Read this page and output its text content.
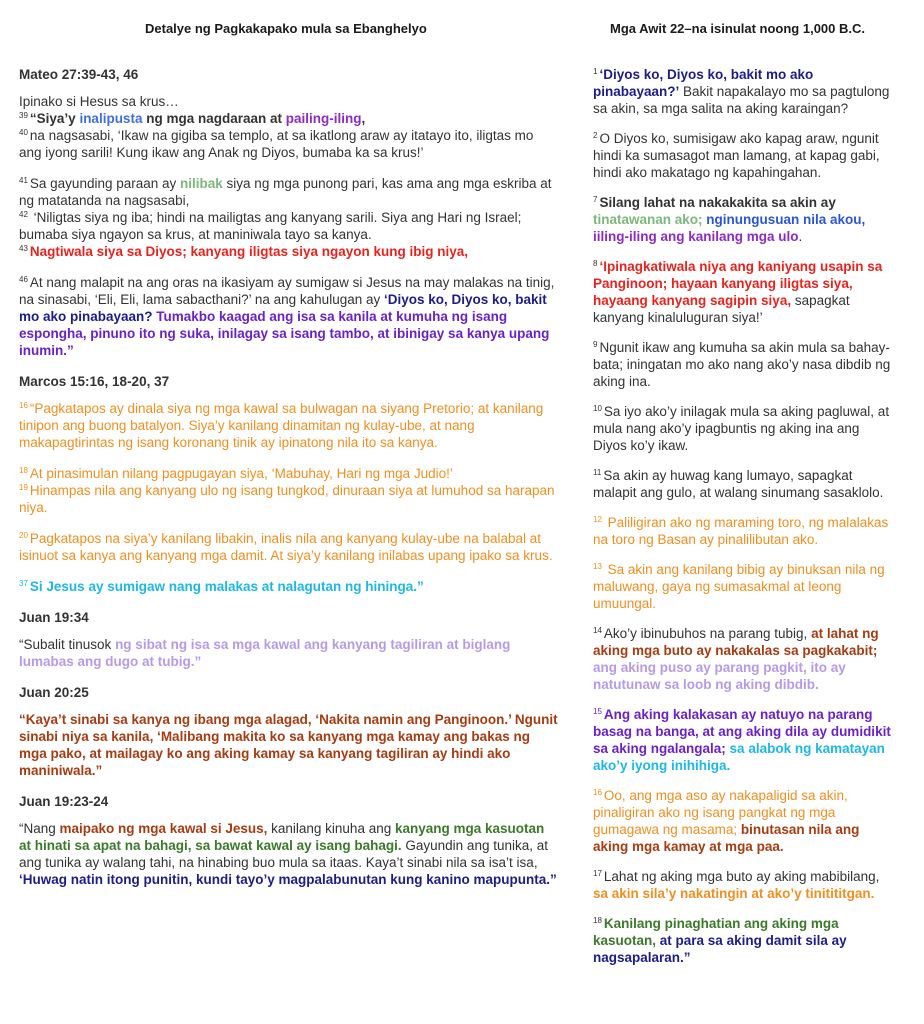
Detalye ng Pagkakapako mula sa Ebanghelyo
Mateo 27:39-43, 46
Ipinako si Hesus sa krus…
$^{39}$ “Siya’y inalipusta ng mga nagdaraan at pailing-iling,
$^{40}$ na nagsasabi, ‘Ikaw na gigiba sa templo, at sa ikatlong araw ay itatayo ito, iligtas mo ang iyong sarili! Kung ikaw ang Anak ng Diyos, bumaba ka sa krus!’
$^{41}$ Sa gayunding paraan ay nilibak siya ng mga punong pari, kas ama ang mga eskriba at ng matatanda na nagsasabi,
$^{42}$ ‘Niligtas siya ng iba; hindi na mailigtas ang kanyang sarili. Siya ang Hari ng Israel; bumaba siya ngayon sa krus, at maniniwala tayo sa kanya.
$^{43}$ Nagtiwala siya sa Diyos; kanyang iligtas siya ngayon kung ibig niya,
$^{46}$ At nang malapit na ang oras na ikasiyam ay sumigaw si Jesus na may malakas na tinig, na sinasabi, ‘Eli, Eli, lama sabacthani?’ na ang kahulugan ay ‘Diyos ko, Diyos ko, bakit mo ako pinabayaan? Tumakbo kaagad ang isa sa kanila at kumuha ng isang espongha, pinuno ito ng suka, inilagay sa isang tambo, at ibinigay sa kanya upang inumin.”
Marcos 15:16, 18-20, 37
$^{16}$ “Pagkatapos ay dinala siya ng mga kawal sa bulwagan na siyang Pretorio; at kanilang tinipon ang buong batalyon. Siya’y kanilang dinamitan ng kulay-ube, at nang makapagtirintas ng isang koronang tinik ay ipinatong nila ito sa kanya.
$^{18}$ At pinasimulan nilang pagpugayan siya, ‘Mabuhay, Hari ng mga Judio!’
$^{19}$ Hinampas nila ang kanyang ulo ng isang tungkod, dinuraan siya at lumuhod sa harapan niya.
$^{20}$ Pagkatapos na siya’y kanilang libakin, inalis nila ang kanyang kulay-ube na balabal at isinuot sa kanya ang kanyang mga damit. At siya’y kanilang inilabas upang ipako sa krus.
$^{37}$ Si Jesus ay sumigaw nang malakas at nalagutan ng hininga.”
Juan 19:34
“Subalit tinusok ng sibat ng isa sa mga kawal ang kanyang tagiliran at biglang lumabas ang dugo at tubig.”
Juan 20:25
“Kaya’t sinabi sa kanya ng ibang mga alagad, ‘Nakita namin ang Panginoon.’ Ngunit sinabi niya sa kanila, ‘Malibang makita ko sa kanyang mga kamay ang bakas ng mga pako, at mailagay ko ang aking kamay sa kanyang tagiliran ay hindi ako maniniwala.”
Juan 19:23-24
“Nang maipako ng mga kawal si Jesus, kanilang kinuha ang kanyang mga kasuotan at hinati sa apat na bahagi, sa bawat kawal ay isang bahagi. Gayundin ang tunika, at ang tunika ay walang tahi, na hinabing buo mula sa itaas. Kaya’t sinabi nila sa isa’t isa, ‘Huwag natin itong punitin, kundi tayo’y magpalabunutan kung kanino mapupunta.”
Mga Awit 22–na isinulat noong 1,000 B.C.
$^1$ ‘Diyos ko, Diyos ko, bakit mo ako pinabayaan?’ Bakit napakalayo mo sa pagtulong sa akin, sa mga salita na aking karaingan?
$^2$ O Diyos ko, sumisigaw ako kapag araw, ngunit hindi ka sumasagot man lamang, at kapag gabi, hindi ako makatago ng kapahingahan.
$^7$ Silang lahat na nakakakita sa akin ay tinatawanan ako; nginungusuan nila akou, iiling-iling ang kanilang mga ulo.
$^8$ ‘Ipinagkatiwala niya ang kaniyang usapin sa Panginoon; hayaan kanyang iligtas siya, hayaang kanyang sagipin siya, sapagkat kanyang kinaluluguran siya!’
$^9$ Ngunit ikaw ang kumuha sa akin mula sa bahay-bata; iningatan mo ako nang ako’y nasa dibdib ng aking ina.
$^{10}$ Sa iyo ako’y inilagak mula sa aking pagluwal, at mula nang ako’y ipagbuntis ng aking ina ang Diyos ko’y ikaw.
$^{11}$ Sa akin ay huwag kang lumayo, sapagkat malapit ang gulo, at walang sinumang sasaklolo.
$^{12}$ Paliligiran ako ng maraming toro, ng malalakas na toro ng Basan ay pinalilibutan ako.
$^{13}$ Sa akin ang kanilang bibig ay binuksan nila ng maluwang, gaya ng sumasakmal at leong umuungal.
$^{14}$ Ako’y ibinubuhos na parang tubig, at lahat ng aking mga buto ay nakakalas sa pagkakabit; ang aking puso ay parang pagkit, ito ay natutunaw sa loob ng aking dibdib.
$^{15}$ Ang aking kalakasan ay natuyo na parang basag na banga, at ang aking dila ay dumidikit sa aking ngalangala; sa alabok ng kamatayan ako’y iyong inihihiga.
$^{16}$ Oo, ang mga aso ay nakapaligid sa akin, pinaligiran ako ng isang pangkat ng mga gumagawa ng masama; binutasan nila ang aking mga kamay at mga paa.
$^{17}$ Lahat ng aking mga buto ay aking mabibilang, sa akin sila’y nakatingin at ako’y tinitititgan.
$^{18}$ Kanilang pinaghatian ang aking mga kasuotan, at para sa aking damit sila ay nagsapalaran.”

## WHAT TO DO:
Except for the pictures, copy the material above exactly.

## WRITTEN REPLY:
Read this page and output its text content.
Detalye ng Pagkakapako mula sa Ebanghelyo
Mateo 27:39-43, 46
Ipinako si Hesus sa krus…
$^{39}$ “Siya’y inalipusta ng mga nagdaraan at pailing-iling,
$^{40}$ na nagsasabi, ‘Ikaw na gigiba sa templo, at sa ikatlong araw ay itatayo ito, iligtas mo ang iyong sarili! Kung ikaw ang Anak ng Diyos, bumaba ka sa krus!’
$^{41}$ Sa gayunding paraan ay nilibak siya ng mga punong pari, kas ama ang mga eskriba at ng matatanda na nagsasabi,
$^{42}$ ‘Niligtas siya ng iba; hindi na mailigtas ang kanyang sarili. Siya ang Hari ng Israel; bumaba siya ngayon sa krus, at maniniwala tayo sa kanya.
$^{43}$ Nagtiwala siya sa Diyos; kanyang iligtas siya ngayon kung ibig niya,
$^{46}$ At nang malapit na ang oras na ikasiyam ay sumigaw si Jesus na may malakas na tinig, na sinasabi, ‘Eli, Eli, lama sabacthani?’ na ang kahulugan ay ‘Diyos ko, Diyos ko, bakit mo ako pinabayaan? Tumakbo kaagad ang isa sa kanila at kumuha ng isang espongha, pinuno ito ng suka, inilagay sa isang tambo, at ibinigay sa kanya upang inumin.”
Marcos 15:16, 18-20, 37
$^{16}$ “Pagkatapos ay dinala siya ng mga kawal sa bulwagan na siyang Pretorio; at kanilang tinipon ang buong batalyon. Siya’y kanilang dinamitan ng kulay-ube, at nang makapagtirintas ng isang koronang tinik ay ipinatong nila ito sa kanya.
$^{18}$ At pinasimulan nilang pagpugayan siya, ‘Mabuhay, Hari ng mga Judio!’
$^{19}$ Hinampas nila ang kanyang ulo ng isang tungkod, dinuraan siya at lumuhod sa harapan niya.
$^{20}$ Pagkatapos na siya’y kanilang libakin, inalis nila ang kanyang kulay-ube na balabal at isinuot sa kanya ang kanyang mga damit. At siya’y kanilang inilabas upang ipako sa krus.
$^{37}$ Si Jesus ay sumigaw nang malakas at nalagutan ng hininga.”
Juan 19:34
“Subalit tinusok ng sibat ng isa sa mga kawal ang kanyang tagiliran at biglang lumabas ang dugo at tubig.”
Juan 20:25
“Kaya’t sinabi sa kanya ng ibang mga alagad, ‘Nakita namin ang Panginoon.’ Ngunit sinabi niya sa kanila, ‘Malibang makita ko sa kanyang mga kamay ang bakas ng mga pako, at mailagay ko ang aking kamay sa kanyang tagiliran ay hindi ako maniniwala.”
Juan 19:23-24
“Nang maipako ng mga kawal si Jesus, kanilang kinuha ang kanyang mga kasuotan at hinati sa apat na bahagi, sa bawat kawal ay isang bahagi. Gayundin ang tunika, at ang tunika ay walang tahi, na hinabing buo mula sa itaas. Kaya’t sinabi nila sa isa’t isa, ‘Huwag natin itong punitin, kundi tayo’y magpalabunutan kung kanino mapupunta.”
Mga Awit 22–na isinulat noong 1,000 B.C.
$^1$ ‘Diyos ko, Diyos ko, bakit mo ako pinabayaan?’ Bakit napakalayo mo sa pagtulong sa akin, sa mga salita na aking karaingan?
$^2$ O Diyos ko, sumisigaw ako kapag araw, ngunit hindi ka sumasagot man lamang, at kapag gabi, hindi ako makatago ng kapahingahan.
$^7$ Silang lahat na nakakakita sa akin ay tinatawanan ako; nginungusuan nila akou, iiling-iling ang kanilang mga ulo.
$^8$ ‘Ipinagkatiwala niya ang kaniyang usapin sa Panginoon; hayaan kanyang iligtas siya, hayaang kanyang sagipin siya, sapagkat kanyang kinaluluguran siya!’
$^9$ Ngunit ikaw ang kumuha sa akin mula sa bahay-bata; iningatan mo ako nang ako’y nasa dibdib ng aking ina.
$^{10}$ Sa iyo ako’y inilagak mula sa aking pagluwal, at mula nang ako’y ipagbuntis ng aking ina ang Diyos ko’y ikaw.
$^{11}$ Sa akin ay huwag kang lumayo, sapagkat malapit ang gulo, at walang sinumang sasaklolo.
$^{12}$ Paliligiran ako ng maraming toro, ng malalakas na toro ng Basan ay pinalilibutan ako.
$^{13}$ Sa akin ang kanilang bibig ay binuksan nila ng maluwang, gaya ng sumasakmal at leong umuungal.
$^{14}$ Ako’y ibinubuhos na parang tubig, at lahat ng aking mga buto ay nakakalas sa pagkakabit; ang aking puso ay parang pagkit, ito ay natutunaw sa loob ng aking dibdib.
$^{15}$ Ang aking kalakasan ay natuyo na parang basag na banga, at ang aking dila ay dumidikit sa aking ngalangala; sa alabok ng kamatayan ako’y iyong inihihiga.
$^{16}$ Oo, ang mga aso ay nakapaligid sa akin, pinaligiran ako ng isang pangkat ng mga gumagawa ng masama; binutasan nila ang aking mga kamay at mga paa.
$^{17}$ Lahat ng aking mga buto ay aking mabibilang, sa akin sila’y nakatingin at ako’y tinitititgan.
$^{18}$ Kanilang pinaghatian ang aking mga kasuotan, at para sa aking damit sila ay nagsapalaran.”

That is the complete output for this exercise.